#### EXERCISE PROMPT
Scan the material that follows. Copy every line containing the word "expenses".

-- Begin --

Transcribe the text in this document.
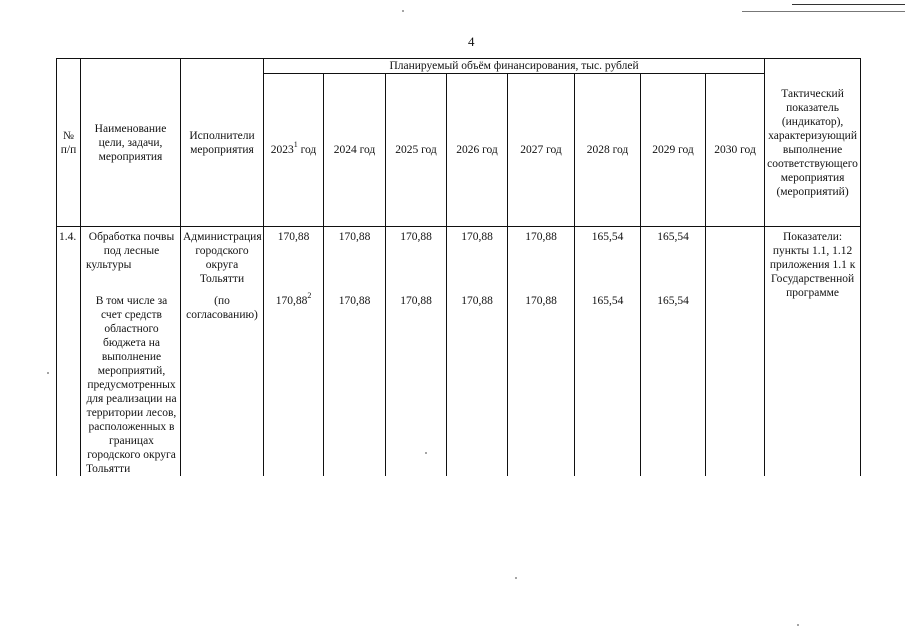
4
№ п/п	Наименование цели, задачи, мероприятия	Исполнители мероприятия	Планируемый объём финансирования, тыс. рублей								Тактический показатель (индикатор), характеризующий выполнение соответствующего мероприятия (мероприятий)
			2023$^1$ год	2024 год	2025 год	2026 год	2027 год	2028 год	2029 год	2030 год	
1.4.	Обработка почвы под лесные культуры	Администрация городского округа Тольятти	170,88	170,88	170,88	170,88	170,88	165,54	165,54		Показатели: пункты 1.1, 1.12 приложения 1.1 к Государственной программе

	В том числе за счет средств областного бюджета на выполнение мероприятий, предусмотренных для реализации на территории лесов, расположенных в границах городского округа Тольятти	(по согласованию)	170,88$^2$	170,88	170,88	170,88	170,88	165,54	165,54		
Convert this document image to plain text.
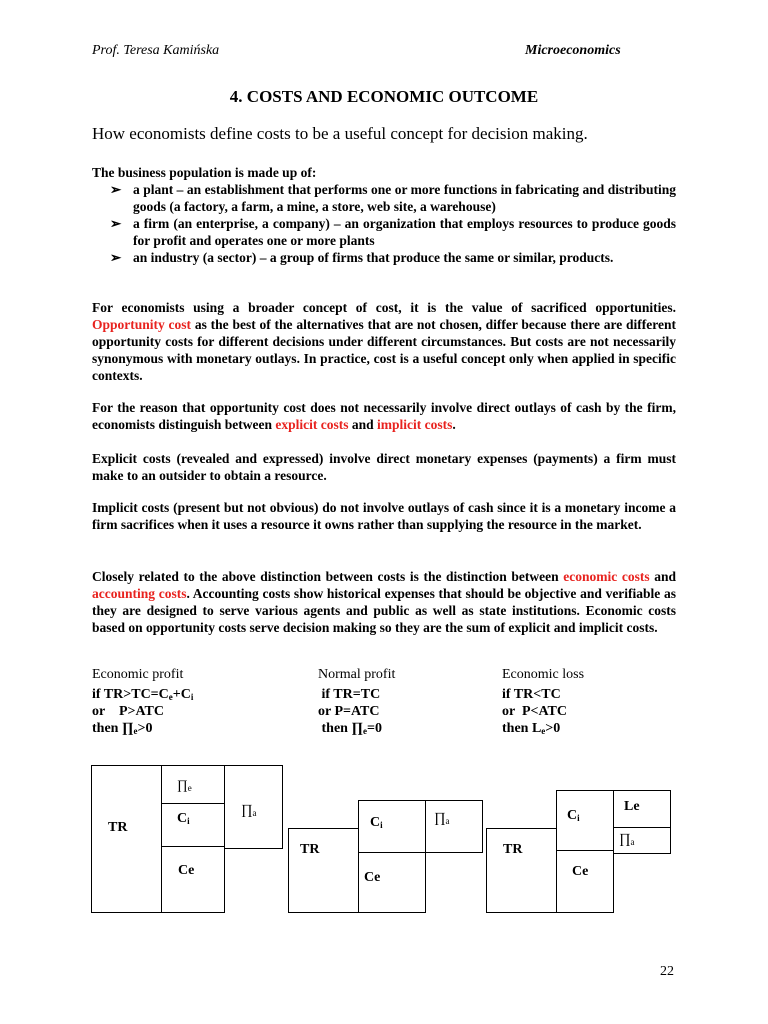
Prof. Teresa Kamińska	Microeconomics
4. COSTS AND ECONOMIC OUTCOME
How economists define costs to be a useful concept for decision making.
The business population is made up of:
➢ a plant – an establishment that performs one or more functions in fabricating and distributing goods (a factory, a farm, a mine, a store, web site, a warehouse)
➢ a firm (an enterprise, a company) – an organization that employs resources to produce goods for profit and operates one or more plants
➢ an industry (a sector) – a group of firms that produce the same or similar, products.
For economists using a broader concept of cost, it is the value of sacrificed opportunities. Opportunity cost as the best of the alternatives that are not chosen, differ because there are different opportunity costs for different decisions under different circumstances. But costs are not necessarily synonymous with monetary outlays. In practice, cost is a useful concept only when applied in specific contexts.
For the reason that opportunity cost does not necessarily involve direct outlays of cash by the firm, economists distinguish between explicit costs and implicit costs.
Explicit costs (revealed and expressed) involve direct monetary expenses (payments) a firm must make to an outsider to obtain a resource.
Implicit costs (present but not obvious) do not involve outlays of cash since it is a monetary income a firm sacrifices when it uses a resource it owns rather than supplying the resource in the market.
Closely related to the above distinction between costs is the distinction between economic costs and accounting costs. Accounting costs show historical expenses that should be objective and verifiable as they are designed to serve various agents and public as well as state institutions. Economic costs based on opportunity costs serve decision making so they are the sum of explicit and implicit costs.
Economic profit
if $TR>TC=C_e+C_i$
or    P>ATC
then $\prod_e>0$
Normal profit
if TR=TC
or P=ATC
then $\prod_e=0$
Economic loss
if TR<TC
or  P<ATC
then $L_e>0$
TR
$\prod_e$
$C_i$
Ce
$\prod_a$
TR
$C_i$
Ce
$\prod_a$
TR
$C_i$
Ce
Le
$\prod_a$
22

-- End --

#### SOLVED PROBLEM
Explicit costs (revealed and expressed) involve direct monetary expenses (payments) a firm must make to an outsider to obtain a resource.
Closely related to the above distinction between costs is the distinction between economic costs and accounting costs. Accounting costs show historical expenses that should be objective and verifiable as they are designed to serve various agents and public as well as state institutions. Economic costs based on opportunity costs serve decision making so they are the sum of explicit and implicit costs.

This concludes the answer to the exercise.